* Set exercise:
Copy all records verbatim.

Saved entries:
--------

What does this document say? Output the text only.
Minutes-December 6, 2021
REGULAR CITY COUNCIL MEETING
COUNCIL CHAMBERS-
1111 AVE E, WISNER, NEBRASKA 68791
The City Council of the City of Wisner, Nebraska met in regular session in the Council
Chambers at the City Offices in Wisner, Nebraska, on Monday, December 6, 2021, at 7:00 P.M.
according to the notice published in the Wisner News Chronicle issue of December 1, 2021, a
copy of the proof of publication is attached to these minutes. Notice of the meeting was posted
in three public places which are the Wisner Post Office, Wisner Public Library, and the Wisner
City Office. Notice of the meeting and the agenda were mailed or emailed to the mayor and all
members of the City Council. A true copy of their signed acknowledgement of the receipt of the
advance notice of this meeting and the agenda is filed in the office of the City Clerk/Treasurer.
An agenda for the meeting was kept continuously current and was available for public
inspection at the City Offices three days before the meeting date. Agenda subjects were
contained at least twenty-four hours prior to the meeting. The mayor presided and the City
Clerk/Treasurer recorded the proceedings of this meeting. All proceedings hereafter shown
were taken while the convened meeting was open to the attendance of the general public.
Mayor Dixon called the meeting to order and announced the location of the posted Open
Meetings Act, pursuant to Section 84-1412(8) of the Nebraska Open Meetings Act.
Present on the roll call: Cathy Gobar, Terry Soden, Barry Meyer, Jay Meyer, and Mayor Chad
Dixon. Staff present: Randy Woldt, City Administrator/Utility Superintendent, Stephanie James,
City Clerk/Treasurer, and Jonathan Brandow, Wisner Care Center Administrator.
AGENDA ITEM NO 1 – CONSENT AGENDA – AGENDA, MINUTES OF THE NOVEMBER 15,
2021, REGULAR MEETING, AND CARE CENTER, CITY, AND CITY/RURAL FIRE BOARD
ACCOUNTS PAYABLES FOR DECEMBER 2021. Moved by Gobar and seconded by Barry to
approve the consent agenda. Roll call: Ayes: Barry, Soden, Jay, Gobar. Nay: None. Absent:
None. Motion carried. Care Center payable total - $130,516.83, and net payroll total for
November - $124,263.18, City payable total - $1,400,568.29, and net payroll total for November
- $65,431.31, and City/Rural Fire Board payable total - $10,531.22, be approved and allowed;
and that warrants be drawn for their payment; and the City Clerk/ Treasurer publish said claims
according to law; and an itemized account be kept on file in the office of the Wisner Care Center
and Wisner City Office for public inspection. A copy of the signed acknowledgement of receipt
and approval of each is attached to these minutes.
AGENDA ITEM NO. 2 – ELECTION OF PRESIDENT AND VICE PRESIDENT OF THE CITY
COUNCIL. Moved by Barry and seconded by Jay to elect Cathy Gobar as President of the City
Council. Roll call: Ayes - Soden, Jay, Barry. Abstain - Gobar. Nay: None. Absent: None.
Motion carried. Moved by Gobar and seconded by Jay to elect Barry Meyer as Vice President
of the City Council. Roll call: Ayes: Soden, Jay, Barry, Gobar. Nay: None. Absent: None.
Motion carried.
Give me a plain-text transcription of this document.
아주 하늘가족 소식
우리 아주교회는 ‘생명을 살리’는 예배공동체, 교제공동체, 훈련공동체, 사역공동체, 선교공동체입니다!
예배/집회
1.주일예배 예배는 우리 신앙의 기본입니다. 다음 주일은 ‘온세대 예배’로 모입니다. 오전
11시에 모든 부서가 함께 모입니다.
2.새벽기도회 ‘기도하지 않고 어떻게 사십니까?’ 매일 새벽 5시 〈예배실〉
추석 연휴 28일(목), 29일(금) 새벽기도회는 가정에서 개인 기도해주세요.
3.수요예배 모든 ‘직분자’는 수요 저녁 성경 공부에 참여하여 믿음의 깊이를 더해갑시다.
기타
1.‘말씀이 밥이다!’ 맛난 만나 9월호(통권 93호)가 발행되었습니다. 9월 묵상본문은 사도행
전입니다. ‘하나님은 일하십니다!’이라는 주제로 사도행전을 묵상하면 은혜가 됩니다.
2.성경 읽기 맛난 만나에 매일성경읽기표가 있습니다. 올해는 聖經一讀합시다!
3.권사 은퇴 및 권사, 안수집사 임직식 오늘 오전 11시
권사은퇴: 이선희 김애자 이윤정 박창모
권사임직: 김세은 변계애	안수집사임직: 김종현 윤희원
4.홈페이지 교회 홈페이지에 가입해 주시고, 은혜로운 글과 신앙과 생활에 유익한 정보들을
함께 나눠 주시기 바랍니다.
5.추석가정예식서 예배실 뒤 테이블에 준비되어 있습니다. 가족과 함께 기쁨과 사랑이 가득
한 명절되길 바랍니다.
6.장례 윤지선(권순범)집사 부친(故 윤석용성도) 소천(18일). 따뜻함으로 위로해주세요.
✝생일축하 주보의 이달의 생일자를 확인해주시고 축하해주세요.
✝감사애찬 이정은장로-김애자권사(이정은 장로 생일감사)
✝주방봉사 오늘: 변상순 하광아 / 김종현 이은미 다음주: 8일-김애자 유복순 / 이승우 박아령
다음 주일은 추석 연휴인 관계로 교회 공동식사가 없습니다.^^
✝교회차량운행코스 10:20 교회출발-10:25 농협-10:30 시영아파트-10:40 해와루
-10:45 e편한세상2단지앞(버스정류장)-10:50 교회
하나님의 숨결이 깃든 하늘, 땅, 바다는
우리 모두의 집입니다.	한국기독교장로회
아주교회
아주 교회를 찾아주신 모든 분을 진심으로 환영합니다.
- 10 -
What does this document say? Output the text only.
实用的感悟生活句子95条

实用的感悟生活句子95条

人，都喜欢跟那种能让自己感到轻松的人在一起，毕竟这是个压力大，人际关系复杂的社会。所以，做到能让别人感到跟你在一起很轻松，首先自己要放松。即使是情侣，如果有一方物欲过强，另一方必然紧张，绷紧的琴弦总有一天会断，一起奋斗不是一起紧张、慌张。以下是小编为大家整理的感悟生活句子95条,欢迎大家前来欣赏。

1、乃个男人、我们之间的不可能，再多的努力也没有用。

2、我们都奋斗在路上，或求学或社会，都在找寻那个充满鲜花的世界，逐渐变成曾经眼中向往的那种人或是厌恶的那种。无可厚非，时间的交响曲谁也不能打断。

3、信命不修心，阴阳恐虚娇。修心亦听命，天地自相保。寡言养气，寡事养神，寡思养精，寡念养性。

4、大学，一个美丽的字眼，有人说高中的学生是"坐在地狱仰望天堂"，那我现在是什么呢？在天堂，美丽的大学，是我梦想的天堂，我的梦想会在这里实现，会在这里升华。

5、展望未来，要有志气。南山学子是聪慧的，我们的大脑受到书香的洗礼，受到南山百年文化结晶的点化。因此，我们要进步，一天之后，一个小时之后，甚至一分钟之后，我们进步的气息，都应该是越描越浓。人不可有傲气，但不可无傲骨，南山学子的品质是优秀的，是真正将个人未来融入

--------

* Written solution:
What does this document say? Output the text only.
Minutes-December 6, 2021
REGULAR CITY COUNCIL MEETING
COUNCIL CHAMBERS-
1111 AVE E, WISNER, NEBRASKA 68791
The City Council of the City of Wisner, Nebraska met in regular session in the Council
Chambers at the City Offices in Wisner, Nebraska, on Monday, December 6, 2021, at 7:00 P.M.
according to the notice published in the Wisner News Chronicle issue of December 1, 2021, a
copy of the proof of publication is attached to these minutes. Notice of the meeting was posted
in three public places which are the Wisner Post Office, Wisner Public Library, and the Wisner
City Office. Notice of the meeting and the agenda were mailed or emailed to the mayor and all
members of the City Council. A true copy of their signed acknowledgement of the receipt of the
advance notice of this meeting and the agenda is filed in the office of the City Clerk/Treasurer.
An agenda for the meeting was kept continuously current and was available for public
inspection at the City Offices three days before the meeting date. Agenda subjects were
contained at least twenty-four hours prior to the meeting. The mayor presided and the City
Clerk/Treasurer recorded the proceedings of this meeting. All proceedings hereafter shown
were taken while the convened meeting was open to the attendance of the general public.
Mayor Dixon called the meeting to order and announced the location of the posted Open
Meetings Act, pursuant to Section 84-1412(8) of the Nebraska Open Meetings Act.
Present on the roll call: Cathy Gobar, Terry Soden, Barry Meyer, Jay Meyer, and Mayor Chad
Dixon. Staff present: Randy Woldt, City Administrator/Utility Superintendent, Stephanie James,
City Clerk/Treasurer, and Jonathan Brandow, Wisner Care Center Administrator.
AGENDA ITEM NO 1 – CONSENT AGENDA – AGENDA, MINUTES OF THE NOVEMBER 15,
2021, REGULAR MEETING, AND CARE CENTER, CITY, AND CITY/RURAL FIRE BOARD
ACCOUNTS PAYABLES FOR DECEMBER 2021. Moved by Gobar and seconded by Barry to
approve the consent agenda. Roll call: Ayes: Barry, Soden, Jay, Gobar. Nay: None. Absent:
None. Motion carried. Care Center payable total - $130,516.83, and net payroll total for
November - $124,263.18, City payable total - $1,400,568.29, and net payroll total for November
- $65,431.31, and City/Rural Fire Board payable total - $10,531.22, be approved and allowed;
and that warrants be drawn for their payment; and the City Clerk/ Treasurer publish said claims
according to law; and an itemized account be kept on file in the office of the Wisner Care Center
and Wisner City Office for public inspection. A copy of the signed acknowledgement of receipt
and approval of each is attached to these minutes.
AGENDA ITEM NO. 2 – ELECTION OF PRESIDENT AND VICE PRESIDENT OF THE CITY
COUNCIL. Moved by Barry and seconded by Jay to elect Cathy Gobar as President of the City
Council. Roll call: Ayes - Soden, Jay, Barry. Abstain - Gobar. Nay: None. Absent: None.
Motion carried. Moved by Gobar and seconded by Jay to elect Barry Meyer as Vice President
of the City Council. Roll call: Ayes: Soden, Jay, Barry, Gobar. Nay: None. Absent: None.
Motion carried.
Give me a plain-text transcription of this document.
아주 하늘가족 소식
우리 아주교회는 ‘생명을 살리’는 예배공동체, 교제공동체, 훈련공동체, 사역공동체, 선교공동체입니다!
예배/집회
1.주일예배 예배는 우리 신앙의 기본입니다. 다음 주일은 ‘온세대 예배’로 모입니다. 오전
11시에 모든 부서가 함께 모입니다.
2.새벽기도회 ‘기도하지 않고 어떻게 사십니까?’ 매일 새벽 5시 〈예배실〉
추석 연휴 28일(목), 29일(금) 새벽기도회는 가정에서 개인 기도해주세요.
3.수요예배 모든 ‘직분자’는 수요 저녁 성경 공부에 참여하여 믿음의 깊이를 더해갑시다.
기타
1.‘말씀이 밥이다!’ 맛난 만나 9월호(통권 93호)가 발행되었습니다. 9월 묵상본문은 사도행
전입니다. ‘하나님은 일하십니다!’이라는 주제로 사도행전을 묵상하면 은혜가 됩니다.
2.성경 읽기 맛난 만나에 매일성경읽기표가 있습니다. 올해는 聖經一讀합시다!
3.권사 은퇴 및 권사, 안수집사 임직식 오늘 오전 11시
권사은퇴: 이선희 김애자 이윤정 박창모
권사임직: 김세은 변계애	안수집사임직: 김종현 윤희원
4.홈페이지 교회 홈페이지에 가입해 주시고, 은혜로운 글과 신앙과 생활에 유익한 정보들을
함께 나눠 주시기 바랍니다.
5.추석가정예식서 예배실 뒤 테이블에 준비되어 있습니다. 가족과 함께 기쁨과 사랑이 가득
한 명절되길 바랍니다.
6.장례 윤지선(권순범)집사 부친(故 윤석용성도) 소천(18일). 따뜻함으로 위로해주세요.
✝생일축하 주보의 이달의 생일자를 확인해주시고 축하해주세요.
✝감사애찬 이정은장로-김애자권사(이정은 장로 생일감사)
✝주방봉사 오늘: 변상순 하광아 / 김종현 이은미 다음주: 8일-김애자 유복순 / 이승우 박아령
다음 주일은 추석 연휴인 관계로 교회 공동식사가 없습니다.^^
✝교회차량운행코스 10:20 교회출발-10:25 농협-10:30 시영아파트-10:40 해와루
-10:45 e편한세상2단지앞(버스정류장)-10:50 교회
하나님의 숨결이 깃든 하늘, 땅, 바다는
우리 모두의 집입니다.	한국기독교장로회
아주교회
아주 교회를 찾아주신 모든 분을 진심으로 환영합니다.
- 10 -
What does this document say? Output the text only.
实用的感悟生活句子95条

实用的感悟生活句子95条

人，都喜欢跟那种能让自己感到轻松的人在一起，毕竟这是个压力大，人际关系复杂的社会。所以，做到能让别人感到跟你在一起很轻松，首先自己要放松。即使是情侣，如果有一方物欲过强，另一方必然紧张，绷紧的琴弦总有一天会断，一起奋斗不是一起紧张、慌张。以下是小编为大家整理的感悟生活句子95条,欢迎大家前来欣赏。

1、乃个男人、我们之间的不可能，再多的努力也没有用。

2、我们都奋斗在路上，或求学或社会，都在找寻那个充满鲜花的世界，逐渐变成曾经眼中向往的那种人或是厌恶的那种。无可厚非，时间的交响曲谁也不能打断。

3、信命不修心，阴阳恐虚娇。修心亦听命，天地自相保。寡言养气，寡事养神，寡思养精，寡念养性。

4、大学，一个美丽的字眼，有人说高中的学生是"坐在地狱仰望天堂"，那我现在是什么呢？在天堂，美丽的大学，是我梦想的天堂，我的梦想会在这里实现，会在这里升华。

5、展望未来，要有志气。南山学子是聪慧的，我们的大脑受到书香的洗礼，受到南山百年文化结晶的点化。因此，我们要进步，一天之后，一个小时之后，甚至一分钟之后，我们进步的气息，都应该是越描越浓。人不可有傲气，但不可无傲骨，南山学子的品质是优秀的，是真正将个人未来融入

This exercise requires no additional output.